:: Task directions ::
Pull every line holding the string "text" from the records below.

[START Data records]

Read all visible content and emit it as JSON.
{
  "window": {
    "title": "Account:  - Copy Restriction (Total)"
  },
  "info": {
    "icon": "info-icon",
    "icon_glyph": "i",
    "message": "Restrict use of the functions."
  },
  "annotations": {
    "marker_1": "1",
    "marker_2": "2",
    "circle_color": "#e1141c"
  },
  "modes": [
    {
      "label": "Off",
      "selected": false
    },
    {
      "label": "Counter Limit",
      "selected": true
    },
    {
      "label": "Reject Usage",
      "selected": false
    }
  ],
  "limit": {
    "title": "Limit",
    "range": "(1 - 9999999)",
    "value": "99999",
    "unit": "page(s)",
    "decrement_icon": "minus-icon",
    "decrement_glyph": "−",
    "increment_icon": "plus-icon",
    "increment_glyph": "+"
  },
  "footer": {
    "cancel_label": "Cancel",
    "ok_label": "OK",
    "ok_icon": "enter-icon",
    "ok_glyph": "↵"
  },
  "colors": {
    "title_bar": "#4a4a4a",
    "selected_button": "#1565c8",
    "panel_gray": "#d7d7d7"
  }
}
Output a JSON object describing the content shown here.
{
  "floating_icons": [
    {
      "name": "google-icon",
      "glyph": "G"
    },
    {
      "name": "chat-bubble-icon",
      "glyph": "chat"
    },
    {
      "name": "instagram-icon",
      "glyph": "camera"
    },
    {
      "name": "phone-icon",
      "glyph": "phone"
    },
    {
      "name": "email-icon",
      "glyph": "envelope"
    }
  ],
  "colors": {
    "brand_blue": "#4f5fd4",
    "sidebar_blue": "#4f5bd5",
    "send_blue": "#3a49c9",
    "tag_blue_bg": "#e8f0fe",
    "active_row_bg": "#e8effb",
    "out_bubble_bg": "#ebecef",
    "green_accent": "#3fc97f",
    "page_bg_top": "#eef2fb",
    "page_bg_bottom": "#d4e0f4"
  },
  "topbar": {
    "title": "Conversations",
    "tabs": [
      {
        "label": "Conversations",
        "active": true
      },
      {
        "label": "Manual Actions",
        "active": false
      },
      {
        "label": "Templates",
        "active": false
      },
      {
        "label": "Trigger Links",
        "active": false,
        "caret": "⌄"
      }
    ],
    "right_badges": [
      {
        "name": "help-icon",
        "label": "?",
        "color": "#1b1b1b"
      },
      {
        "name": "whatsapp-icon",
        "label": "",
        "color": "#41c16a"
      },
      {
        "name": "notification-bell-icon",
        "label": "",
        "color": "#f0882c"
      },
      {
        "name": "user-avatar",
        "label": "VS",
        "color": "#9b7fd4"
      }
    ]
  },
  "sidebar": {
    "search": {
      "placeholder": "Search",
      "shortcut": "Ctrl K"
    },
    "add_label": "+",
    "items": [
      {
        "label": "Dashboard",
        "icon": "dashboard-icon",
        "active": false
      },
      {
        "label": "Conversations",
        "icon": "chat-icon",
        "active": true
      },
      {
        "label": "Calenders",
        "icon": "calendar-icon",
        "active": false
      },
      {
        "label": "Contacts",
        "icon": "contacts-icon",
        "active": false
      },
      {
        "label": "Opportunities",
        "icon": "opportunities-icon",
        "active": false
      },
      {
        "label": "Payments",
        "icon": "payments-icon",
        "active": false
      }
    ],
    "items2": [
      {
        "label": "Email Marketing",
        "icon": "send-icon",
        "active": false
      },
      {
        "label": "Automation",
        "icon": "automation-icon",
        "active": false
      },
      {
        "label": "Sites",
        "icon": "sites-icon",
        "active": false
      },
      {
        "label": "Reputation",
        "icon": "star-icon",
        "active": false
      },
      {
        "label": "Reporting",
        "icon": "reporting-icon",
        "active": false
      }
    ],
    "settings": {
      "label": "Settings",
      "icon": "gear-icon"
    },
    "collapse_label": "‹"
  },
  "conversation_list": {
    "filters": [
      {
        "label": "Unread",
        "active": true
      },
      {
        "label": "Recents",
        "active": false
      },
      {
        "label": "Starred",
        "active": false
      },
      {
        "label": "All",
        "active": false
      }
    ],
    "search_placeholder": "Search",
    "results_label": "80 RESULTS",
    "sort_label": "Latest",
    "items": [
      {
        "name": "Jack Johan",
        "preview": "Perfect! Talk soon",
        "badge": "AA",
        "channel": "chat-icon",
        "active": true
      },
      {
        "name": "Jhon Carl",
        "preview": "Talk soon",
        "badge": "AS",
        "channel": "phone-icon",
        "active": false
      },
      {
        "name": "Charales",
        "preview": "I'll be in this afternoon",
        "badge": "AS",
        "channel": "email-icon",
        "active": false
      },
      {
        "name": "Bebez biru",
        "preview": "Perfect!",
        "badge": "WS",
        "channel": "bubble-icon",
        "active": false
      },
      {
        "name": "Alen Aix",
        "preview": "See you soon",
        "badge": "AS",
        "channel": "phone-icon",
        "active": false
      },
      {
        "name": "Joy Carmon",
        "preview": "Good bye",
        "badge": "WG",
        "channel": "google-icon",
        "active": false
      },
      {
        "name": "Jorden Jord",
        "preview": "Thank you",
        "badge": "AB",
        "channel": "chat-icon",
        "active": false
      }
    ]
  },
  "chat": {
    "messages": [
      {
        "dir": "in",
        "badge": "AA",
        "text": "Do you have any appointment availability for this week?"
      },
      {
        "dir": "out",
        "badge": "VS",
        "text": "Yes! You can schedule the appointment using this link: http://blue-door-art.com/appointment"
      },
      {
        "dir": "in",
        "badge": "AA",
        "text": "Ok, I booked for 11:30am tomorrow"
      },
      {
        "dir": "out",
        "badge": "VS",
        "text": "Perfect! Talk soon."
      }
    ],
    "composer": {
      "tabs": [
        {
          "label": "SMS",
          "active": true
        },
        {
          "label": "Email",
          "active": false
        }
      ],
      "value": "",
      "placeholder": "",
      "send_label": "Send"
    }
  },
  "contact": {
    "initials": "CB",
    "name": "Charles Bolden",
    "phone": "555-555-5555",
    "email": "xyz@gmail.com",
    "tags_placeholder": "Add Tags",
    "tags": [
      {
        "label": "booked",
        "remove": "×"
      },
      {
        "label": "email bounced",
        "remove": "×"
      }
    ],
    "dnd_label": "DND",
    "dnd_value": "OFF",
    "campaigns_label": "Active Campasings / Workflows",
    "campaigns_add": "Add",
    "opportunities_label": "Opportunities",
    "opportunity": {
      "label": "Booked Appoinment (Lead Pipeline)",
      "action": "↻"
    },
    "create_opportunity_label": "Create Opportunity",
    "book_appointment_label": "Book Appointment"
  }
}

[END Data records]

:: Exercise output ::
        "text": "Do you have any appointment availability for this week?"
        "text": "Yes! You can schedule the appointment using this link: http://blue-door-art.com/appointment"
        "text": "Ok, I booked for 11:30am tomorrow"
        "text": "Perfect! Talk soon."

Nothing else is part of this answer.